### Records excerpted from a collection
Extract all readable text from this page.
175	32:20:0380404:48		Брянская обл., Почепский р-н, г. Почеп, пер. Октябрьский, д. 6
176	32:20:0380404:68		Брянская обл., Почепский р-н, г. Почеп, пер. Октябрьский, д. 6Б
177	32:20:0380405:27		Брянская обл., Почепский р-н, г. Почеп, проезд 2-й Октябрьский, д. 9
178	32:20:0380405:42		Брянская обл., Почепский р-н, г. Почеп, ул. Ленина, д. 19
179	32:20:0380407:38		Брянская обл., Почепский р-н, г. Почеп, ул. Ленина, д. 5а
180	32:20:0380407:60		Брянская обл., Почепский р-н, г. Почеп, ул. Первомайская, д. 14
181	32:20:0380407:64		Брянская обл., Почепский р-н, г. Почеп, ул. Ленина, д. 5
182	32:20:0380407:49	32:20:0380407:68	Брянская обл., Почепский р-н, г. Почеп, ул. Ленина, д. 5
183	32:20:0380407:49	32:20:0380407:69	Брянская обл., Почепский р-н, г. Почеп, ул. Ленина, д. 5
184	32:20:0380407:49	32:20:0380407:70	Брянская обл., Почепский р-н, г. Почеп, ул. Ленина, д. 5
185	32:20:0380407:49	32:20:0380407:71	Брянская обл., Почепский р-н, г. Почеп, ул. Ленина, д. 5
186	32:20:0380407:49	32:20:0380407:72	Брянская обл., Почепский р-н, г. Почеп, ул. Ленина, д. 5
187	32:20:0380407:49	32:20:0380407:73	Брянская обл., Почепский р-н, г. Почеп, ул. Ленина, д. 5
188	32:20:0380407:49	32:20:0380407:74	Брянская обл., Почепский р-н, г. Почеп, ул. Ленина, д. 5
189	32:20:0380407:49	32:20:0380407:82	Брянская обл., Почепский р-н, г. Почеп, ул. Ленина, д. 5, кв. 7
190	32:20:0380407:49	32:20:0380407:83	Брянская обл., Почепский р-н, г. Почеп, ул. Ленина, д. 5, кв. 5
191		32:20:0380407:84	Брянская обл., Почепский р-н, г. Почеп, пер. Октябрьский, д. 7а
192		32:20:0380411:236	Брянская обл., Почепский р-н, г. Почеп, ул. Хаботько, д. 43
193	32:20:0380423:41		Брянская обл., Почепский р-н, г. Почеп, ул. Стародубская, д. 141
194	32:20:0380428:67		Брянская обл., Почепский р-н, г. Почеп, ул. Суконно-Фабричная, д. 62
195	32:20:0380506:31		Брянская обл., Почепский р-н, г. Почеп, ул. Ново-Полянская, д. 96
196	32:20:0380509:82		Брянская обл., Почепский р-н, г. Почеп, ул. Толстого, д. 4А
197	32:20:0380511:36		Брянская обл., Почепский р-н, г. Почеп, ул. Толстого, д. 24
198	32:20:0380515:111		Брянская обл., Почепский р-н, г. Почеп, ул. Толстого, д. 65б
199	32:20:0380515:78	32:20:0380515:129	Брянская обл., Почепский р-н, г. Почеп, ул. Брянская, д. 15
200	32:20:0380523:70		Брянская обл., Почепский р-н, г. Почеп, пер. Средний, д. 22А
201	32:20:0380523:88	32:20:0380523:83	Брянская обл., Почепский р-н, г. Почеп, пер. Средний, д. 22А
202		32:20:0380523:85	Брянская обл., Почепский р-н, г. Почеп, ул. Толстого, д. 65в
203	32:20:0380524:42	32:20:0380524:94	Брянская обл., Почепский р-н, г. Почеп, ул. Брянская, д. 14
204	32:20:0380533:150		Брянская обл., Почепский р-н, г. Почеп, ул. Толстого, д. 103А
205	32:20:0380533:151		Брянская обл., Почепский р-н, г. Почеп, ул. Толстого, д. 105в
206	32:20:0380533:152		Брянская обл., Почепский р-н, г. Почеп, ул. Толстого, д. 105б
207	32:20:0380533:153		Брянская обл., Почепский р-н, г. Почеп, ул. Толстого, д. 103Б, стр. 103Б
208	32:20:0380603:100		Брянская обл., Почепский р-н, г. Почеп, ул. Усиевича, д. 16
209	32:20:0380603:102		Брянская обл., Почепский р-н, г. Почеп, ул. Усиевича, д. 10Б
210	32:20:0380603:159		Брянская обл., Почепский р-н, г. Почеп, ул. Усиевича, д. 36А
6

### What you need to do
Please reproduce each line exactly as written.

### Completed task
Extract all readable text from this page.
175	32:20:0380404:48		Брянская обл., Почепский р-н, г. Почеп, пер. Октябрьский, д. 6
176	32:20:0380404:68		Брянская обл., Почепский р-н, г. Почеп, пер. Октябрьский, д. 6Б
177	32:20:0380405:27		Брянская обл., Почепский р-н, г. Почеп, проезд 2-й Октябрьский, д. 9
178	32:20:0380405:42		Брянская обл., Почепский р-н, г. Почеп, ул. Ленина, д. 19
179	32:20:0380407:38		Брянская обл., Почепский р-н, г. Почеп, ул. Ленина, д. 5а
180	32:20:0380407:60		Брянская обл., Почепский р-н, г. Почеп, ул. Первомайская, д. 14
181	32:20:0380407:64		Брянская обл., Почепский р-н, г. Почеп, ул. Ленина, д. 5
182	32:20:0380407:49	32:20:0380407:68	Брянская обл., Почепский р-н, г. Почеп, ул. Ленина, д. 5
183	32:20:0380407:49	32:20:0380407:69	Брянская обл., Почепский р-н, г. Почеп, ул. Ленина, д. 5
184	32:20:0380407:49	32:20:0380407:70	Брянская обл., Почепский р-н, г. Почеп, ул. Ленина, д. 5
185	32:20:0380407:49	32:20:0380407:71	Брянская обл., Почепский р-н, г. Почеп, ул. Ленина, д. 5
186	32:20:0380407:49	32:20:0380407:72	Брянская обл., Почепский р-н, г. Почеп, ул. Ленина, д. 5
187	32:20:0380407:49	32:20:0380407:73	Брянская обл., Почепский р-н, г. Почеп, ул. Ленина, д. 5
188	32:20:0380407:49	32:20:0380407:74	Брянская обл., Почепский р-н, г. Почеп, ул. Ленина, д. 5
189	32:20:0380407:49	32:20:0380407:82	Брянская обл., Почепский р-н, г. Почеп, ул. Ленина, д. 5, кв. 7
190	32:20:0380407:49	32:20:0380407:83	Брянская обл., Почепский р-н, г. Почеп, ул. Ленина, д. 5, кв. 5
191		32:20:0380407:84	Брянская обл., Почепский р-н, г. Почеп, пер. Октябрьский, д. 7а
192		32:20:0380411:236	Брянская обл., Почепский р-н, г. Почеп, ул. Хаботько, д. 43
193	32:20:0380423:41		Брянская обл., Почепский р-н, г. Почеп, ул. Стародубская, д. 141
194	32:20:0380428:67		Брянская обл., Почепский р-н, г. Почеп, ул. Суконно-Фабричная, д. 62
195	32:20:0380506:31		Брянская обл., Почепский р-н, г. Почеп, ул. Ново-Полянская, д. 96
196	32:20:0380509:82		Брянская обл., Почепский р-н, г. Почеп, ул. Толстого, д. 4А
197	32:20:0380511:36		Брянская обл., Почепский р-н, г. Почеп, ул. Толстого, д. 24
198	32:20:0380515:111		Брянская обл., Почепский р-н, г. Почеп, ул. Толстого, д. 65б
199	32:20:0380515:78	32:20:0380515:129	Брянская обл., Почепский р-н, г. Почеп, ул. Брянская, д. 15
200	32:20:0380523:70		Брянская обл., Почепский р-н, г. Почеп, пер. Средний, д. 22А
201	32:20:0380523:88	32:20:0380523:83	Брянская обл., Почепский р-н, г. Почеп, пер. Средний, д. 22А
202		32:20:0380523:85	Брянская обл., Почепский р-н, г. Почеп, ул. Толстого, д. 65в
203	32:20:0380524:42	32:20:0380524:94	Брянская обл., Почепский р-н, г. Почеп, ул. Брянская, д. 14
204	32:20:0380533:150		Брянская обл., Почепский р-н, г. Почеп, ул. Толстого, д. 103А
205	32:20:0380533:151		Брянская обл., Почепский р-н, г. Почеп, ул. Толстого, д. 105в
206	32:20:0380533:152		Брянская обл., Почепский р-н, г. Почеп, ул. Толстого, д. 105б
207	32:20:0380533:153		Брянская обл., Почепский р-н, г. Почеп, ул. Толстого, д. 103Б, стр. 103Б
208	32:20:0380603:100		Брянская обл., Почепский р-н, г. Почеп, ул. Усиевича, д. 16
209	32:20:0380603:102		Брянская обл., Почепский р-н, г. Почеп, ул. Усиевича, д. 10Б
210	32:20:0380603:159		Брянская обл., Почепский р-н, г. Почеп, ул. Усиевича, д. 36А
6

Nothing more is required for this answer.